STATED PROBLEM » Extract and list every line that contains the word "Vest".
- - - - - - -
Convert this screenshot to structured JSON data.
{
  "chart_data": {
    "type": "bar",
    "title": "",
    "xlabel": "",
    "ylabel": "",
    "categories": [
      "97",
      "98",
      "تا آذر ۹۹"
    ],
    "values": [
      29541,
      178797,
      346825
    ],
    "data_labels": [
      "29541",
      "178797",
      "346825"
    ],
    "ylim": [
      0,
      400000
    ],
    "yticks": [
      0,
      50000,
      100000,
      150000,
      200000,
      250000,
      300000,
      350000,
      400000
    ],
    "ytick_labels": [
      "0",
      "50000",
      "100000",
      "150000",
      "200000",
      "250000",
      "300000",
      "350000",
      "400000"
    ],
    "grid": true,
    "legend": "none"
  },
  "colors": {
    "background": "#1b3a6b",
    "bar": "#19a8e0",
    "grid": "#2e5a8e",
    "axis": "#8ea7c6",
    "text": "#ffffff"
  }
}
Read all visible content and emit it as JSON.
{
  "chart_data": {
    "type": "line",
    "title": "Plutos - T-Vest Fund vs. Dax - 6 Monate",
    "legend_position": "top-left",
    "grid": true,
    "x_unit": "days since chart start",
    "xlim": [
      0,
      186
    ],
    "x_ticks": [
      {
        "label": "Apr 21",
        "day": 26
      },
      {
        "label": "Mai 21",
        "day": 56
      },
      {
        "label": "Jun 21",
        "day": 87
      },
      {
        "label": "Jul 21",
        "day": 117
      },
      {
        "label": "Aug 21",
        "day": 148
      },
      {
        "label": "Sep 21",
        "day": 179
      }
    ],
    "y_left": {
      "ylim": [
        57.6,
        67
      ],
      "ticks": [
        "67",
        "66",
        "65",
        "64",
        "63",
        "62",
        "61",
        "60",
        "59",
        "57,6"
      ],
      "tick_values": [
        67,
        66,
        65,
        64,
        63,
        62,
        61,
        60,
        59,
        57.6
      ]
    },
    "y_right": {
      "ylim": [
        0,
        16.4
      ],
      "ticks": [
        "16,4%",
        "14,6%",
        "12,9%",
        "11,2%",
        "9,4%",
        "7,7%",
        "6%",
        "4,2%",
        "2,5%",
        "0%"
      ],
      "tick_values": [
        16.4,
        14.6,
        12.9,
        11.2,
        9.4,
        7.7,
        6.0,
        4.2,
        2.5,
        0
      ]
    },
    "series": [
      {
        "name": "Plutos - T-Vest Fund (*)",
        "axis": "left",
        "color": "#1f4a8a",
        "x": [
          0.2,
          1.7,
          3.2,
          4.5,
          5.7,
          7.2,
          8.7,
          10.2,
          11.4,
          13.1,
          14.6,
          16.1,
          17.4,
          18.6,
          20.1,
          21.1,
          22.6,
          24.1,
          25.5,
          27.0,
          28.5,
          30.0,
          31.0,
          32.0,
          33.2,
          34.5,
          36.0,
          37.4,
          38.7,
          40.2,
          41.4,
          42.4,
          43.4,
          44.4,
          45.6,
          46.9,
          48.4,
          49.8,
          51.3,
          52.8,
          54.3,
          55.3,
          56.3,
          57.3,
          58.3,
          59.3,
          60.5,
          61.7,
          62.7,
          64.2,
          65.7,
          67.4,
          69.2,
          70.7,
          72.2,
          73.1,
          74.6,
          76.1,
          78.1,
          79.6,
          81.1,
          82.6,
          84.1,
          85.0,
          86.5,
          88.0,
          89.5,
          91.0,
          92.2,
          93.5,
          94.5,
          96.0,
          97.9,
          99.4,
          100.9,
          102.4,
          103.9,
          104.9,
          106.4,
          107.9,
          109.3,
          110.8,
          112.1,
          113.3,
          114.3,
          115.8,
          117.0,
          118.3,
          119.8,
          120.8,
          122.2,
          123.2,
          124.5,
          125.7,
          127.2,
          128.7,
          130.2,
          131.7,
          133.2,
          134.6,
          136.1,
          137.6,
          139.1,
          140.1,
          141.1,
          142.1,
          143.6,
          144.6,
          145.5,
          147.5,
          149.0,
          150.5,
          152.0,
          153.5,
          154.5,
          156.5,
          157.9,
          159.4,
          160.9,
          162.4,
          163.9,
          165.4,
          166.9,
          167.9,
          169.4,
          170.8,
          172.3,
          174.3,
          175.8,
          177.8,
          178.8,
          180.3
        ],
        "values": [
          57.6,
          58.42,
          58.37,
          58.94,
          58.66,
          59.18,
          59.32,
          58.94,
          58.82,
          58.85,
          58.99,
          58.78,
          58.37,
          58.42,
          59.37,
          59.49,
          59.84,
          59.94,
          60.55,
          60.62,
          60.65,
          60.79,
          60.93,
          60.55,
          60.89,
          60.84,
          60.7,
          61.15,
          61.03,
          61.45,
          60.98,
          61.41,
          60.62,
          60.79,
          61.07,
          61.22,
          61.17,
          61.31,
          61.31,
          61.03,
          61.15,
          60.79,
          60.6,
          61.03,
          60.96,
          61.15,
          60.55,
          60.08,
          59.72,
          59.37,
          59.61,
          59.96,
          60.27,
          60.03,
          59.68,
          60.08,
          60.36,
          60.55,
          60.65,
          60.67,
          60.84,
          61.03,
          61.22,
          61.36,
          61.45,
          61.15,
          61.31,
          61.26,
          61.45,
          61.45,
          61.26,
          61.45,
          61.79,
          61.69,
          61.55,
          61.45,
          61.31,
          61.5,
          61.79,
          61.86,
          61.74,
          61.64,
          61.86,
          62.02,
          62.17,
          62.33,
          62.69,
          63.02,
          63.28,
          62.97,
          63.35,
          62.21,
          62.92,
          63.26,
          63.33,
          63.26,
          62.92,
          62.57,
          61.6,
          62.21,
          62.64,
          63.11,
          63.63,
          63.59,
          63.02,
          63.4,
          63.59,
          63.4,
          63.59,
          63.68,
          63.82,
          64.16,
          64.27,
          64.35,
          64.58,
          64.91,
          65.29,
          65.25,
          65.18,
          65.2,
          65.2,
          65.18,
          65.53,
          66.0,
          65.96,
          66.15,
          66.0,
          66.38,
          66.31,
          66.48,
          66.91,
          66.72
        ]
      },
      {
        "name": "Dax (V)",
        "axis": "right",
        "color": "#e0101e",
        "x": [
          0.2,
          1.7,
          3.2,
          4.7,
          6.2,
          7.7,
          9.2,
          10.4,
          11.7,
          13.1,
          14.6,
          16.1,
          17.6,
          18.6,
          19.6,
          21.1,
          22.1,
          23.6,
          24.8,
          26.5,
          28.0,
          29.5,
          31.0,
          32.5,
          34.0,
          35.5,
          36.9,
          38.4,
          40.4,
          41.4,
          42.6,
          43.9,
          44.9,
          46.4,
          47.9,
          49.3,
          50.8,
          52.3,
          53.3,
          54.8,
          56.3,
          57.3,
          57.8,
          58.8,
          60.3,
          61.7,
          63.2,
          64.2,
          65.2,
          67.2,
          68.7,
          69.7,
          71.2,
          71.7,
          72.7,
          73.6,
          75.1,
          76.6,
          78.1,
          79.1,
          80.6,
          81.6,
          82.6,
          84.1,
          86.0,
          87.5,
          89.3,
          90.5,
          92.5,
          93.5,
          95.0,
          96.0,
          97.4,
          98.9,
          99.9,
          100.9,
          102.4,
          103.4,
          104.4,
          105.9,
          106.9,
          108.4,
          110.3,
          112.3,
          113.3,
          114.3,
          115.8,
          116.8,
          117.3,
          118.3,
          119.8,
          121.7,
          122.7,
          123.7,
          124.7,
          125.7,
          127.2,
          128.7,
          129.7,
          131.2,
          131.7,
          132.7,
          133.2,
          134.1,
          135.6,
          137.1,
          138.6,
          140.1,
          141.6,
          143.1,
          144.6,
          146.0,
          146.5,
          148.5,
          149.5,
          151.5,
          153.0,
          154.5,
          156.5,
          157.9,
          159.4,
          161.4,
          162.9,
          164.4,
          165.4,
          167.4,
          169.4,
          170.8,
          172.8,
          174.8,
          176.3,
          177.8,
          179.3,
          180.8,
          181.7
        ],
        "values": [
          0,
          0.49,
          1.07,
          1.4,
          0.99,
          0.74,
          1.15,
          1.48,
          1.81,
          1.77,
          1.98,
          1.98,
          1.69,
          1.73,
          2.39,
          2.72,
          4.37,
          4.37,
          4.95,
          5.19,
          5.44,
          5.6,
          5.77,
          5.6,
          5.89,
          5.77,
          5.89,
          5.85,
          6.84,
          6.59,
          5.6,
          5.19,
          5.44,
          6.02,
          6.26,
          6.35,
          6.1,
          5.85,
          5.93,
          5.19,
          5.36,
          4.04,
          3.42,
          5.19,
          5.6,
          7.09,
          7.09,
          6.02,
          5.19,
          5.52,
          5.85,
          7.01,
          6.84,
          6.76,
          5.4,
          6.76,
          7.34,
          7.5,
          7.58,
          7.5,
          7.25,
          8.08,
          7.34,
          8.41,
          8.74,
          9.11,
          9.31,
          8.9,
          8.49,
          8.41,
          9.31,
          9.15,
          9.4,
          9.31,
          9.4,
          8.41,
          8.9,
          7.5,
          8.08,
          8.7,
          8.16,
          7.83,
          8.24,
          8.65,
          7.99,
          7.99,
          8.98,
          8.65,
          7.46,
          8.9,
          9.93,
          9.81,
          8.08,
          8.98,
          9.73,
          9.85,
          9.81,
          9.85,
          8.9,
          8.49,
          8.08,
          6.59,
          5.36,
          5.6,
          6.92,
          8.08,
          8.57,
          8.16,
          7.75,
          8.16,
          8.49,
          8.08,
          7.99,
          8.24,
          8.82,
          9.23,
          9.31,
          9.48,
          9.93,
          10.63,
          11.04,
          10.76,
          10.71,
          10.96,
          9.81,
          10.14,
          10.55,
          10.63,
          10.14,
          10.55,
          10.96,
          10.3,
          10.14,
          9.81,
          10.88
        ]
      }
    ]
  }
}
- - - - - - -
ANSWER »
    "title": "Plutos - T-Vest Fund vs. Dax - 6 Monate",
        "name": "Plutos - T-Vest Fund (*)",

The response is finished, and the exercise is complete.